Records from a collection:

▽

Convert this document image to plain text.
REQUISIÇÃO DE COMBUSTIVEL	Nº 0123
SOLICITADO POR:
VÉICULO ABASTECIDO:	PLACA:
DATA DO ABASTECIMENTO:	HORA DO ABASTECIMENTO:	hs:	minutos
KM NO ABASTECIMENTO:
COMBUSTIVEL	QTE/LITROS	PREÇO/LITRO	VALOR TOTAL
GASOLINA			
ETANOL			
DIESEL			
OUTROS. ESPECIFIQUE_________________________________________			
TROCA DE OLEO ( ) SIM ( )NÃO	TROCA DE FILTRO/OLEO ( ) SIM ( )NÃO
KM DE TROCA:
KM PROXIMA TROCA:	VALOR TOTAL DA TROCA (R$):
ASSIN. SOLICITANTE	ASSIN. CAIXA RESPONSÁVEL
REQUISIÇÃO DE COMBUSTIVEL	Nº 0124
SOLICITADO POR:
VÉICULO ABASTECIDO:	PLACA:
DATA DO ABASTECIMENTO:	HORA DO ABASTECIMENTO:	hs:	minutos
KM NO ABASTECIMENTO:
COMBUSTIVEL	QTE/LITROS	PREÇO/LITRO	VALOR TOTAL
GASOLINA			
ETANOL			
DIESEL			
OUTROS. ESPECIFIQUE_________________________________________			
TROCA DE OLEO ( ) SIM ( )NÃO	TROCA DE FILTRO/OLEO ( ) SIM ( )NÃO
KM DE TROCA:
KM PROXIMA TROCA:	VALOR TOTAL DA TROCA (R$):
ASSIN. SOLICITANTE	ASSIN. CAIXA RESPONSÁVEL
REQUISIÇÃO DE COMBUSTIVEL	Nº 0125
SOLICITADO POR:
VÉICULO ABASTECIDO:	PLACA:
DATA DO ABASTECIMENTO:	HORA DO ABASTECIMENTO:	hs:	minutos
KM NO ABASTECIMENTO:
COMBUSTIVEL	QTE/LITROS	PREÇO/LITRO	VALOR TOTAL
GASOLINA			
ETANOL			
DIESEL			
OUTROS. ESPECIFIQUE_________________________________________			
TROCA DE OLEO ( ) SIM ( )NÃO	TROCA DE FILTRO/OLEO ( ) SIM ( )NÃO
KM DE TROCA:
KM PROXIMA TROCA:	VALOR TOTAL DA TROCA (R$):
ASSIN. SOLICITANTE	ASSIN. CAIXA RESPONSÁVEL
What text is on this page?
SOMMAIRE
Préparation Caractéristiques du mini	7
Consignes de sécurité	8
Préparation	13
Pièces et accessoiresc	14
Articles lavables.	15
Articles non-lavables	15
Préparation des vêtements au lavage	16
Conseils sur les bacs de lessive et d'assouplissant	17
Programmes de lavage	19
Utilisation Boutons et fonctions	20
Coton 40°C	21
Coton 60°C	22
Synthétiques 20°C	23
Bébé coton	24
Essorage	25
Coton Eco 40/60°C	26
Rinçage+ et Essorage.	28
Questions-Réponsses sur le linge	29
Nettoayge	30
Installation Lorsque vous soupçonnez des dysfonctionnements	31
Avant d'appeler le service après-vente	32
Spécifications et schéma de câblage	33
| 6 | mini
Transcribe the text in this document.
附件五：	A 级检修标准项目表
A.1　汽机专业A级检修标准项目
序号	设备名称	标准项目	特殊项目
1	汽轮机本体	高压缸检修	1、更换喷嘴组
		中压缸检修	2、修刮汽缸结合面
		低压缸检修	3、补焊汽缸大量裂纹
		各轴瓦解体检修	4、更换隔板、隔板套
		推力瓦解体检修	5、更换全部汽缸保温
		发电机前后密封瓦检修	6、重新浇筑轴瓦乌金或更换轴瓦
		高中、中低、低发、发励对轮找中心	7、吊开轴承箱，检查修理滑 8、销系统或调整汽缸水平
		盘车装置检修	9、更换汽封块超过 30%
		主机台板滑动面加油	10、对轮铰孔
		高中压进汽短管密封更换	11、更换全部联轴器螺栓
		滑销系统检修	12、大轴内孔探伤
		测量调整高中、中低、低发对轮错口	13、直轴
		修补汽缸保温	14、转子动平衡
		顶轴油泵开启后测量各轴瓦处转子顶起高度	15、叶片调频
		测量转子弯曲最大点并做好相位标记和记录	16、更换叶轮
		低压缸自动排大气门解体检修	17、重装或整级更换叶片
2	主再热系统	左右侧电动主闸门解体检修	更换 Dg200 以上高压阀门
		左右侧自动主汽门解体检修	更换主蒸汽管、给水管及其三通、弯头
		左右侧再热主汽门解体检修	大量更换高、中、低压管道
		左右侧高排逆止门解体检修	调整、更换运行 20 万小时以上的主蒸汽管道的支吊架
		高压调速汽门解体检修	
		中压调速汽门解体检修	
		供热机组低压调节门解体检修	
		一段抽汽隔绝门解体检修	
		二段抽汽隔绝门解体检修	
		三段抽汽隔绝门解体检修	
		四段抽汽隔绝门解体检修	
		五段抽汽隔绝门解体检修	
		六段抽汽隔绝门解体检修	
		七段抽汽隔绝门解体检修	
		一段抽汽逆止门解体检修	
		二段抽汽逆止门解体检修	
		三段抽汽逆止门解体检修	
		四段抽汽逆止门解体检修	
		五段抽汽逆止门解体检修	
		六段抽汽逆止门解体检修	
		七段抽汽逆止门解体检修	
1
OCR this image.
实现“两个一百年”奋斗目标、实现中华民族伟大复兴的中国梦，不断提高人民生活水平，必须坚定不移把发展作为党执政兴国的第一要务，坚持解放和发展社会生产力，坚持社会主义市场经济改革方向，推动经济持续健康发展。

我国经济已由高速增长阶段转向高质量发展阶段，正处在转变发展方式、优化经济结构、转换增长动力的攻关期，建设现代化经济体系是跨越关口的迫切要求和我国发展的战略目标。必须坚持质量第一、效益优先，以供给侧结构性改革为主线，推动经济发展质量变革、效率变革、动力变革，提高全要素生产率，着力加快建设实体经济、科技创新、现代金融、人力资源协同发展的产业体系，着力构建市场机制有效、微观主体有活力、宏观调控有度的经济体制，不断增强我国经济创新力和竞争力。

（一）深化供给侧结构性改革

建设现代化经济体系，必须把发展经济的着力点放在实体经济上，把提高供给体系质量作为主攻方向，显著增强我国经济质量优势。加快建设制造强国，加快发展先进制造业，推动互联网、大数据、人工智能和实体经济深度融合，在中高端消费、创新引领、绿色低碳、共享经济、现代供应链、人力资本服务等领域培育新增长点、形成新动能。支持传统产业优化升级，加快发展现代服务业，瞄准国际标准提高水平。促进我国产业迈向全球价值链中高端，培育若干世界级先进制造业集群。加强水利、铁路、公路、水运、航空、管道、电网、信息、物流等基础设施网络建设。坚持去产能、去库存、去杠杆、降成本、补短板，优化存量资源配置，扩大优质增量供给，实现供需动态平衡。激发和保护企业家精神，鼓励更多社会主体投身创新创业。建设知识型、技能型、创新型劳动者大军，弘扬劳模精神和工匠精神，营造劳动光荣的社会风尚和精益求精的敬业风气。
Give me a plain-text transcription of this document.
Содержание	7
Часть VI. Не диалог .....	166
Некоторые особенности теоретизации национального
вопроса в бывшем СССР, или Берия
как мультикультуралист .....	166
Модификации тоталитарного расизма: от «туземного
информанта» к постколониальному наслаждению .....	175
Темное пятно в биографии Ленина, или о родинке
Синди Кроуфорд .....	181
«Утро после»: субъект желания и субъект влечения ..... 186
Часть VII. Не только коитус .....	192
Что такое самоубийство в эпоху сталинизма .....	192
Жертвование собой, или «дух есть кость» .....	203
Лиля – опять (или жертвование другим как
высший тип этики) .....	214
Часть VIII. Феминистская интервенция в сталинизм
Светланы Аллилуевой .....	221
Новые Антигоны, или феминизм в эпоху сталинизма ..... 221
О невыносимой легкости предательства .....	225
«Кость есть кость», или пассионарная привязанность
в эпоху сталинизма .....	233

△

**Required task**.
Using the material above, count the lines containing the word "mini". Reply with the number alone.

**Task solution**.
2